**Direction:**
From the listing, collect all lines containing the word "Succivo".

**Task input:**

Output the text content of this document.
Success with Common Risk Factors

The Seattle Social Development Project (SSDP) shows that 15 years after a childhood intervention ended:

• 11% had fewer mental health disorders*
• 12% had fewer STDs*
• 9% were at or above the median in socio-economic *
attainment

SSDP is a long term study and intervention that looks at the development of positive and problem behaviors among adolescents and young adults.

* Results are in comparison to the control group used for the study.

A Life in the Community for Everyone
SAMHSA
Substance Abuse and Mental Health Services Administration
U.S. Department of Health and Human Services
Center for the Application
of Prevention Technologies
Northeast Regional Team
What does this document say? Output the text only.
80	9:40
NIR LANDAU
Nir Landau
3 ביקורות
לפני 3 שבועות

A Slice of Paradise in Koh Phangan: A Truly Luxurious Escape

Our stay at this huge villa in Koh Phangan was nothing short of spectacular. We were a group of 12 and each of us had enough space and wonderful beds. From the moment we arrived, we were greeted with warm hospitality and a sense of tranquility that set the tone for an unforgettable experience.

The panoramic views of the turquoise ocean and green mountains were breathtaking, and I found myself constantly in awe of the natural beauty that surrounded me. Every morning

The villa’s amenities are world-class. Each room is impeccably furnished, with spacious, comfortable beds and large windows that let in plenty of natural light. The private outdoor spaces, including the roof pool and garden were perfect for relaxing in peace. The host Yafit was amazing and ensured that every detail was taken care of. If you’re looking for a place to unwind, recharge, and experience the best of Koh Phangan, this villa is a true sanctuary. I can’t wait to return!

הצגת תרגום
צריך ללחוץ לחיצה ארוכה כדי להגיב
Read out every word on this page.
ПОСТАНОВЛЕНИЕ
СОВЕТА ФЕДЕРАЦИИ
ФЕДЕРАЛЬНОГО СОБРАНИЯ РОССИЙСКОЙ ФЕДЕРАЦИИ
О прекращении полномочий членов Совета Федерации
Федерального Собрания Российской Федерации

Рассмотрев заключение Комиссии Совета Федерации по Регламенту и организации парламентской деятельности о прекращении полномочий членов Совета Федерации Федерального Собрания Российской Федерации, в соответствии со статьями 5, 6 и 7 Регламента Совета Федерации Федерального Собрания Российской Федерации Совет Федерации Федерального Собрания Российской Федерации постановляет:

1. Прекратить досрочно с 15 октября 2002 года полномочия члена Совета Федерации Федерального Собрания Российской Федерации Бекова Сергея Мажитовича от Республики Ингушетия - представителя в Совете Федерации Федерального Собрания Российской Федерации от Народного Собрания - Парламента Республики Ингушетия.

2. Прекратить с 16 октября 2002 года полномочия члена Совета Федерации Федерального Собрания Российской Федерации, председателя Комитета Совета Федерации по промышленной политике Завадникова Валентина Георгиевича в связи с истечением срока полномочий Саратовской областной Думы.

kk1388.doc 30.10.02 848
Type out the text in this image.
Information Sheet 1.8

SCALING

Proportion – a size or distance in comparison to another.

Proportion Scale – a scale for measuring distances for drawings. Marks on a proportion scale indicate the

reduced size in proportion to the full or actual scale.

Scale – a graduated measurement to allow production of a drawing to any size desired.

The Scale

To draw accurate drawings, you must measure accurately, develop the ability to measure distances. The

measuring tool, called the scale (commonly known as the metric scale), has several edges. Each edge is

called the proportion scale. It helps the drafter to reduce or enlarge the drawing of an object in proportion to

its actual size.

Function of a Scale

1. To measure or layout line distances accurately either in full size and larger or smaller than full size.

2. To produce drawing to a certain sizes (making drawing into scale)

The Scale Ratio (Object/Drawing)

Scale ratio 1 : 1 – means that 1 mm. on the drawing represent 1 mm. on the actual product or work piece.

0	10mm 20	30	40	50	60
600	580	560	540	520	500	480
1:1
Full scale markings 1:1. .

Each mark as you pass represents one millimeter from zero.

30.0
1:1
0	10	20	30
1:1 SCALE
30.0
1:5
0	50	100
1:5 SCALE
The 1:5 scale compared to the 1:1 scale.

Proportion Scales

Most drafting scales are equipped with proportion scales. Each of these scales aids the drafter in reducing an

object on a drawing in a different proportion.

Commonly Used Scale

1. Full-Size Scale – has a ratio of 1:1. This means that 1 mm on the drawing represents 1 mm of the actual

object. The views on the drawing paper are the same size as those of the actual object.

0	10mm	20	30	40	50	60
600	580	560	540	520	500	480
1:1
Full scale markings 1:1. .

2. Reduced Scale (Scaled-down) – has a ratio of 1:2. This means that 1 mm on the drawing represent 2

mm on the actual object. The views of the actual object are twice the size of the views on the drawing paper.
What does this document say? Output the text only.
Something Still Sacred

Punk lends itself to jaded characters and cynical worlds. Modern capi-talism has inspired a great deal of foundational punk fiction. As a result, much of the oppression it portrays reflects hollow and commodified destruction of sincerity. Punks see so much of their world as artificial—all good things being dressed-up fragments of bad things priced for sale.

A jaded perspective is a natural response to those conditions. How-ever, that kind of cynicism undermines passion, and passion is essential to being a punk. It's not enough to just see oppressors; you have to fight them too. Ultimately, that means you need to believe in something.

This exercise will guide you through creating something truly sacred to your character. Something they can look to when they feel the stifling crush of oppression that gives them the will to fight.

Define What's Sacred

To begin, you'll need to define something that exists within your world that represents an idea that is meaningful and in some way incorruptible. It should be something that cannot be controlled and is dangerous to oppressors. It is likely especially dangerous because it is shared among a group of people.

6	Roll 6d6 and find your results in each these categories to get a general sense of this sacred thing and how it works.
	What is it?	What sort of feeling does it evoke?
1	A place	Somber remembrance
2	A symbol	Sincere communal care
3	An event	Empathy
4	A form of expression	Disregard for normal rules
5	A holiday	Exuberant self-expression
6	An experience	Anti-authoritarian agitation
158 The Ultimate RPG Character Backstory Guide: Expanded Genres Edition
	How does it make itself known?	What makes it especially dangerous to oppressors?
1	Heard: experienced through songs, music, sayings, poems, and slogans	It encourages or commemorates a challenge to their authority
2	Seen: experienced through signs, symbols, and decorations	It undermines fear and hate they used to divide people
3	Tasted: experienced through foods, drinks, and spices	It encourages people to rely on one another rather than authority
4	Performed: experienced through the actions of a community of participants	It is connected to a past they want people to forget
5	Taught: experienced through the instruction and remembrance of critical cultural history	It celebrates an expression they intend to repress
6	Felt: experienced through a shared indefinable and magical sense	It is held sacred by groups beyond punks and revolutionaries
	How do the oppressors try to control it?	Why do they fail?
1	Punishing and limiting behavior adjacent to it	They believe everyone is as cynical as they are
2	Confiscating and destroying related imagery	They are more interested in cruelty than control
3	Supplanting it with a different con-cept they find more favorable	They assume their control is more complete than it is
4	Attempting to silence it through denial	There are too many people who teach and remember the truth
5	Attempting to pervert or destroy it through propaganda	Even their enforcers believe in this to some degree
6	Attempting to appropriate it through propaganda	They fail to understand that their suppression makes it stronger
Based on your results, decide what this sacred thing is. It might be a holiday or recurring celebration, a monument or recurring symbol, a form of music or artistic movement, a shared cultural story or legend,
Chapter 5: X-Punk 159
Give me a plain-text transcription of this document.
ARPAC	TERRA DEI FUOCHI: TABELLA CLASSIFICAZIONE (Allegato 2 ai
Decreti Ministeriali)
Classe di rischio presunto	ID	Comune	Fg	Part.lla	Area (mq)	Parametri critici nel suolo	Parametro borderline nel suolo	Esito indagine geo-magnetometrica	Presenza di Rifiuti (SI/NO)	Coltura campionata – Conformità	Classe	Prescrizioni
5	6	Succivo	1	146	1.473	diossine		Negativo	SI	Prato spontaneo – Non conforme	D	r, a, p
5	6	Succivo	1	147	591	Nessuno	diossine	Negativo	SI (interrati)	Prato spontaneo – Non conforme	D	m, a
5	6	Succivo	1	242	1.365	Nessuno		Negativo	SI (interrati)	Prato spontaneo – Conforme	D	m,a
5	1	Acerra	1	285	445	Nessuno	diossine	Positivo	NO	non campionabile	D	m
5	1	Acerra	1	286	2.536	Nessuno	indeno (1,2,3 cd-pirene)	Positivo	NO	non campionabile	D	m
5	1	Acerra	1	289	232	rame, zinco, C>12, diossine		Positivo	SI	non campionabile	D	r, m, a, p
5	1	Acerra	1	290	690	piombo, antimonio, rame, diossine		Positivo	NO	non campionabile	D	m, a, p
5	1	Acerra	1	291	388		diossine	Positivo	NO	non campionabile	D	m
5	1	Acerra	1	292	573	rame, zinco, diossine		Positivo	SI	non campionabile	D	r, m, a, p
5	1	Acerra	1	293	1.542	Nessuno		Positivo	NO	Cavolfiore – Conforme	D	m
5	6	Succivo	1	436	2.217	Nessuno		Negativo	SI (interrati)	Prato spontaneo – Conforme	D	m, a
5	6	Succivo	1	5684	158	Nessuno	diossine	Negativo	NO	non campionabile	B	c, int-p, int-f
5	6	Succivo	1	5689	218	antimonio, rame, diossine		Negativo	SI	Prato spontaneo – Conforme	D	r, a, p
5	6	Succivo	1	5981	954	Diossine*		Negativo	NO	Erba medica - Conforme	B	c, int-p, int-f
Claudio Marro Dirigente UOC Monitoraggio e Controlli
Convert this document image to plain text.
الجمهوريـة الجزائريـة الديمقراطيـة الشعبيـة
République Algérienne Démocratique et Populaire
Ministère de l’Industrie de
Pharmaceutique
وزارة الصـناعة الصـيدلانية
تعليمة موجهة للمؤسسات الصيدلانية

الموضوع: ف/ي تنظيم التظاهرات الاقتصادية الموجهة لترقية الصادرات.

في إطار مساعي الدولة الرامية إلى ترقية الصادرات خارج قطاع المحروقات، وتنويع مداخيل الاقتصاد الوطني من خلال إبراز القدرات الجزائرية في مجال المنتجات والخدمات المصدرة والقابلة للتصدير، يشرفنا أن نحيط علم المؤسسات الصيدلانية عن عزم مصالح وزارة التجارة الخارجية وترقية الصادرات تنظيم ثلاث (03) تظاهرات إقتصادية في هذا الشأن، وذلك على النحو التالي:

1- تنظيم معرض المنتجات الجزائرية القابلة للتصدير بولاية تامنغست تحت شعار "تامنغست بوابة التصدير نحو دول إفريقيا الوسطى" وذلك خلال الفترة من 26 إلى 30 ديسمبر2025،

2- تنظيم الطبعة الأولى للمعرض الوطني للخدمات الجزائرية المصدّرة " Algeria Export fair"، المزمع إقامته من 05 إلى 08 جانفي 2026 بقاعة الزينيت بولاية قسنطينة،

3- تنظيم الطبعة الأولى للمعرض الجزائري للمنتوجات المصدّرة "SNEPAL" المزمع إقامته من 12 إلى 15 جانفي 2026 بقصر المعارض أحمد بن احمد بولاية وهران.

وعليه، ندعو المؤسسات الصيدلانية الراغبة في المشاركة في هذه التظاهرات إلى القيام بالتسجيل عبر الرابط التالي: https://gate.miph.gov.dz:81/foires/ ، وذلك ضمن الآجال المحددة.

**Expected output:**
5	6	Succivo	1	146	1.473	diossine		Negativo	SI	Prato spontaneo – Non conforme	D	r, a, p
5	6	Succivo	1	147	591	Nessuno	diossine	Negativo	SI (interrati)	Prato spontaneo – Non conforme	D	m, a
5	6	Succivo	1	242	1.365	Nessuno		Negativo	SI (interrati)	Prato spontaneo – Conforme	D	m,a
5	6	Succivo	1	436	2.217	Nessuno		Negativo	SI (interrati)	Prato spontaneo – Conforme	D	m, a
5	6	Succivo	1	5684	158	Nessuno	diossine	Negativo	NO	non campionabile	B	c, int-p, int-f
5	6	Succivo	1	5689	218	antimonio, rame, diossine		Negativo	SI	Prato spontaneo – Conforme	D	r, a, p
5	6	Succivo	1	5981	954	Diossine*		Negativo	NO	Erba medica - Conforme	B	c, int-p, int-f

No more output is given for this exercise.